### YOUR OBJECTIVE
Rewrite every line of the data below, replacing each "beat-label" with "rhythm-label" and leaving everything else unchanged.

-- START ENTRIES SHOWN --

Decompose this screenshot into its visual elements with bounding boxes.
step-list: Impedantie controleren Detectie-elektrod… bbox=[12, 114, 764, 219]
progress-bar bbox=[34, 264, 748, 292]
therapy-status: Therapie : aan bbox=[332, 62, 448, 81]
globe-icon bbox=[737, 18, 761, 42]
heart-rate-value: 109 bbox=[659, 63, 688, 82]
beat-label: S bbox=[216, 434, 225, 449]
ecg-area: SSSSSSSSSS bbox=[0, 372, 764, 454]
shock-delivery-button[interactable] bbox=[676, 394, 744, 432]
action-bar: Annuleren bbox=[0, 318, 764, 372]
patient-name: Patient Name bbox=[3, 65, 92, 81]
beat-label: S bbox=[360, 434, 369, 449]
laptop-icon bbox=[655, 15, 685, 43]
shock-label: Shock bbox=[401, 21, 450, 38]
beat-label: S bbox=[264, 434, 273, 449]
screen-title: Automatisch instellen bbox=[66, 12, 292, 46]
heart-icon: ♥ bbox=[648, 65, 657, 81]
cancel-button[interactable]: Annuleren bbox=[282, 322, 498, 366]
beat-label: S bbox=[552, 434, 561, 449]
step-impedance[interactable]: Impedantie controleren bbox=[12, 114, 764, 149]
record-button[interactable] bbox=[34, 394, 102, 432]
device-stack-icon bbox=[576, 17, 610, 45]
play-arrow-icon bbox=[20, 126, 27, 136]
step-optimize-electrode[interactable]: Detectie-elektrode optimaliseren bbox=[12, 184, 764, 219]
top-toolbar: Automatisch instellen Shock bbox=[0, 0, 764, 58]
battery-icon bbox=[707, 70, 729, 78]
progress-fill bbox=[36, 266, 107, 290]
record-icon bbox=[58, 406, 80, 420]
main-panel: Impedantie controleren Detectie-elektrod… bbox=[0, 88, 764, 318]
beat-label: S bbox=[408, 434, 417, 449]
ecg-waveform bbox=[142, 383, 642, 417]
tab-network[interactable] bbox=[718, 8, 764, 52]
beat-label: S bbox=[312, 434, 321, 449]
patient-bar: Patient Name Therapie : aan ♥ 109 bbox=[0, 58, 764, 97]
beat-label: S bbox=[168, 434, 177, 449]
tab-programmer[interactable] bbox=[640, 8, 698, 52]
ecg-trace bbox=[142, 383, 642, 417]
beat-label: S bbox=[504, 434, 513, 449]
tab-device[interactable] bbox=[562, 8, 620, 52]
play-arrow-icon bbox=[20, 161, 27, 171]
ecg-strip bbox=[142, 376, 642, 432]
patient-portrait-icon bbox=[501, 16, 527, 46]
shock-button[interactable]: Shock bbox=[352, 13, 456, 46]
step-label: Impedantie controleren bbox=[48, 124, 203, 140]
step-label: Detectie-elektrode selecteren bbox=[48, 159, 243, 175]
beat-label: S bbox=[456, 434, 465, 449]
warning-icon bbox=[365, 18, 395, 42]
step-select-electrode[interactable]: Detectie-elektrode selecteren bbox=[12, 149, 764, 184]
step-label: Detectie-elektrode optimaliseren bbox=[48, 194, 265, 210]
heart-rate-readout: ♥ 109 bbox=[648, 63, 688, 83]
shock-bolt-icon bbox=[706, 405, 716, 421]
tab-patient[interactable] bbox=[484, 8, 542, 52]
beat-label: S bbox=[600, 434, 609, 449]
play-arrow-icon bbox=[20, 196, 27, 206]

-- END ENTRIES SHOWN --

### RESULT BELOW
Decompose this screenshot into its visual elements with bounding boxes.
step-list: Impedantie controleren Detectie-elektrod… bbox=[12, 114, 764, 219]
progress-bar bbox=[34, 264, 748, 292]
therapy-status: Therapie : aan bbox=[332, 62, 448, 81]
globe-icon bbox=[737, 18, 761, 42]
heart-rate-value: 109 bbox=[659, 63, 688, 82]
rhythm-label: S bbox=[216, 434, 225, 449]
ecg-area: SSSSSSSSSS bbox=[0, 372, 764, 454]
shock-delivery-button[interactable] bbox=[676, 394, 744, 432]
action-bar: Annuleren bbox=[0, 318, 764, 372]
patient-name: Patient Name bbox=[3, 65, 92, 81]
rhythm-label: S bbox=[360, 434, 369, 449]
laptop-icon bbox=[655, 15, 685, 43]
shock-label: Shock bbox=[401, 21, 450, 38]
rhythm-label: S bbox=[264, 434, 273, 449]
screen-title: Automatisch instellen bbox=[66, 12, 292, 46]
heart-icon: ♥ bbox=[648, 65, 657, 81]
cancel-button[interactable]: Annuleren bbox=[282, 322, 498, 366]
rhythm-label: S bbox=[552, 434, 561, 449]
step-impedance[interactable]: Impedantie controleren bbox=[12, 114, 764, 149]
record-button[interactable] bbox=[34, 394, 102, 432]
device-stack-icon bbox=[576, 17, 610, 45]
play-arrow-icon bbox=[20, 126, 27, 136]
step-optimize-electrode[interactable]: Detectie-elektrode optimaliseren bbox=[12, 184, 764, 219]
top-toolbar: Automatisch instellen Shock bbox=[0, 0, 764, 58]
battery-icon bbox=[707, 70, 729, 78]
progress-fill bbox=[36, 266, 107, 290]
record-icon bbox=[58, 406, 80, 420]
main-panel: Impedantie controleren Detectie-elektrod… bbox=[0, 88, 764, 318]
rhythm-label: S bbox=[408, 434, 417, 449]
ecg-waveform bbox=[142, 383, 642, 417]
tab-network[interactable] bbox=[718, 8, 764, 52]
rhythm-label: S bbox=[312, 434, 321, 449]
patient-bar: Patient Name Therapie : aan ♥ 109 bbox=[0, 58, 764, 97]
rhythm-label: S bbox=[168, 434, 177, 449]
tab-programmer[interactable] bbox=[640, 8, 698, 52]
ecg-trace bbox=[142, 383, 642, 417]
rhythm-label: S bbox=[504, 434, 513, 449]
tab-device[interactable] bbox=[562, 8, 620, 52]
play-arrow-icon bbox=[20, 161, 27, 171]
ecg-strip bbox=[142, 376, 642, 432]
patient-portrait-icon bbox=[501, 16, 527, 46]
shock-button[interactable]: Shock bbox=[352, 13, 456, 46]
step-label: Impedantie controleren bbox=[48, 124, 203, 140]
step-label: Detectie-elektrode selecteren bbox=[48, 159, 243, 175]
rhythm-label: S bbox=[456, 434, 465, 449]
warning-icon bbox=[365, 18, 395, 42]
step-select-electrode[interactable]: Detectie-elektrode selecteren bbox=[12, 149, 764, 184]
step-label: Detectie-elektrode optimaliseren bbox=[48, 194, 265, 210]
heart-rate-readout: ♥ 109 bbox=[648, 63, 688, 83]
shock-bolt-icon bbox=[706, 405, 716, 421]
tab-patient[interactable] bbox=[484, 8, 542, 52]
rhythm-label: S bbox=[600, 434, 609, 449]
play-arrow-icon bbox=[20, 196, 27, 206]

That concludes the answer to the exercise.